TASK OBJECTIVE: Copy every line with the string "προϊόντα" in it.
start DATA EXTRACT
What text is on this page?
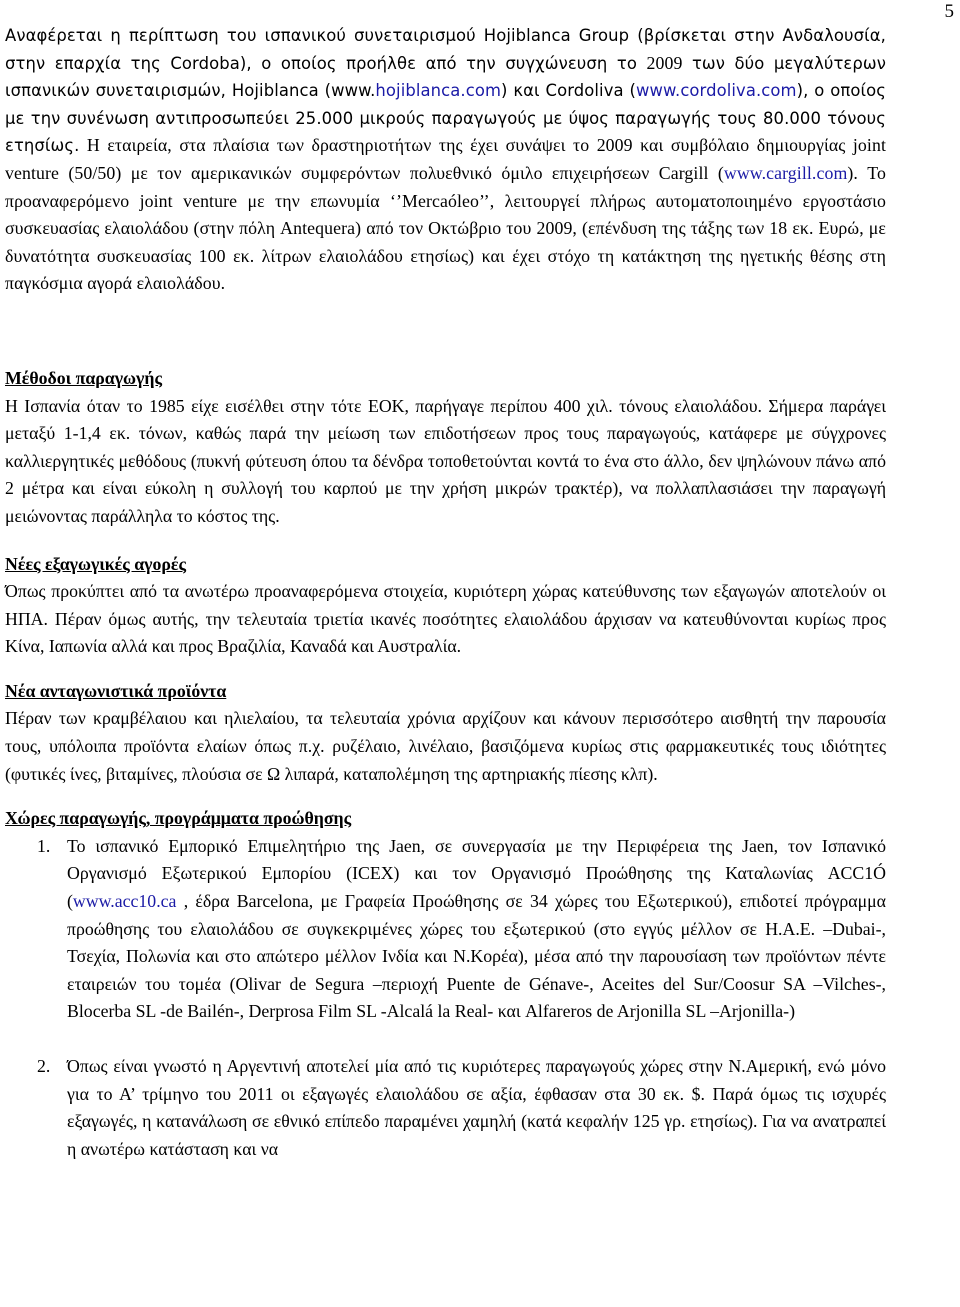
5

Αναφέρεται η περίπτωση του ισπανικού συνεταιρισμού Hojiblanca Group (βρίσκεται στην Ανδαλουσία, στην επαρχία της Cordoba), ο οποίος προήλθε από την συγχώνευση το 2009 των δύο μεγαλύτερων ισπανικών συνεταιρισμών, Hojiblanca (www.hojiblanca.com) και Cordoliva (www.cordoliva.com), ο οποίος με την συνένωση αντιπροσωπεύει 25.000 μικρούς παραγωγούς με ύψος παραγωγής τους 80.000 τόνους ετησίως. Η εταιρεία, στα πλαίσια των δραστηριοτήτων της έχει συνάψει το 2009 και συμβόλαιο δημιουργίας joint venture (50/50) με τον αμερικανικών συμφερόντων πολυεθνικό όμιλο επιχειρήσεων Cargill (www.cargill.com). Το προαναφερόμενο joint venture με την επωνυμία ‘’Mercaóleo’’, λειτουργεί πλήρως αυτοματοποιημένο εργοστάσιο συσκευασίας ελαιολάδου (στην πόλη Antequera) από τον Οκτώβριο του 2009, (επένδυση της τάξης των 18 εκ. Ευρώ, με δυνατότητα συσκευασίας 100 εκ. λίτρων ελαιολάδου ετησίως) και έχει στόχο τη κατάκτηση της ηγετικής θέσης στη παγκόσμια αγορά ελαιολάδου.

Μέθοδοι παραγωγής

Η Ισπανία όταν το 1985 είχε εισέλθει στην τότε ΕΟΚ, παρήγαγε περίπου 400 χιλ. τόνους ελαιολάδου. Σήμερα παράγει μεταξύ 1-1,4 εκ. τόνων, καθώς παρά την μείωση των επιδοτήσεων προς τους παραγωγούς, κατάφερε με σύγχρονες καλλιεργητικές μεθόδους (πυκνή φύτευση όπου τα δένδρα τοποθετούνται κοντά το ένα στο άλλο, δεν ψηλώνουν πάνω από 2 μέτρα και είναι εύκολη η συλλογή του καρπού με την χρήση μικρών τρακτέρ), να πολλαπλασιάσει την παραγωγή μειώνοντας παράλληλα το κόστος της.

Νέες εξαγωγικές αγορές

Όπως προκύπτει από τα ανωτέρω προαναφερόμενα στοιχεία, κυριότερη χώρας κατεύθυνσης των εξαγωγών αποτελούν οι ΗΠΑ. Πέραν όμως αυτής, την τελευταία τριετία ικανές ποσότητες ελαιολάδου άρχισαν να κατευθύνονται κυρίως προς Κίνα, Ιαπωνία αλλά και προς Βραζιλία, Καναδά και Αυστραλία.

Νέα ανταγωνιστικά προϊόντα

Πέραν των κραμβέλαιου και ηλιελαίου, τα τελευταία χρόνια αρχίζουν και κάνουν περισσότερο αισθητή την παρουσία τους, υπόλοιπα προϊόντα ελαίων όπως π.χ. ρυζέλαιο, λινέλαιο, βασιζόμενα κυρίως στις φαρμακευτικές τους ιδιότητες (φυτικές ίνες, βιταμίνες, πλούσια σε Ω λιπαρά, καταπολέμηση της αρτηριακής πίεσης κλπ).

Χώρες παραγωγής, προγράμματα προώθησης
1. Το ισπανικό Εμπορικό Επιμελητήριο της Jaen, σε συνεργασία με την Περιφέρεια της Jaen, τον Ισπανικό Οργανισμό Εξωτερικού Εμπορίου (ICEX) και τον Οργανισμό Προώθησης της Καταλωνίας ACC1Ó (www.acc10.ca , έδρα Barcelona, με Γραφεία Προώθησης σε 34 χώρες του Εξωτερικού), επιδοτεί πρόγραμμα προώθησης του ελαιολάδου σε συγκεκριμένες χώρες του εξωτερικού (στο εγγύς μέλλον σε Η.Α.Ε. –Dubai-, Τσεχία, Πολωνία και στο απώτερο μέλλον Ινδία και Ν.Κορέα), μέσα από την παρουσίαση των προϊόντων πέντε εταιρειών του τομέα (Olivar de Segura –περιοχή Puente de Génave-, Aceites del Sur/Coosur SA –Vilches-, Blocerba SL -de Bailén-, Derprosa Film SL -Alcalá la Real- και Alfareros de Arjonilla SL –Arjonilla-)

2. Όπως είναι γνωστό η Αργεντινή αποτελεί μία από τις κυριότερες παραγωγούς χώρες στην Ν.Αμερική, ενώ μόνο για το Α’ τρίμηνο του 2011 οι εξαγωγές ελαιολάδου σε αξία, έφθασαν στα 30 εκ. $. Παρά όμως τις ισχυρές εξαγωγές, η κατανάλωση σε εθνικό επίπεδο παραμένει χαμηλή (κατά κεφαλήν 125 γρ. ετησίως). Για να ανατραπεί η ανωτέρω κατάσταση και να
end DATA EXTRACT
OUTPUT:
Νέα ανταγωνιστικά προϊόντα
Πέραν των κραμβέλαιου και ηλιελαίου, τα τελευταία χρόνια αρχίζουν και κάνουν περισσότερο αισθητή την παρουσία τους, υπόλοιπα προϊόντα ελαίων όπως π.χ. ρυζέλαιο, λινέλαιο, βασιζόμενα κυρίως στις φαρμακευτικές τους ιδιότητες (φυτικές ίνες, βιταμίνες, πλούσια σε Ω λιπαρά, καταπολέμηση της αρτηριακής πίεσης κλπ).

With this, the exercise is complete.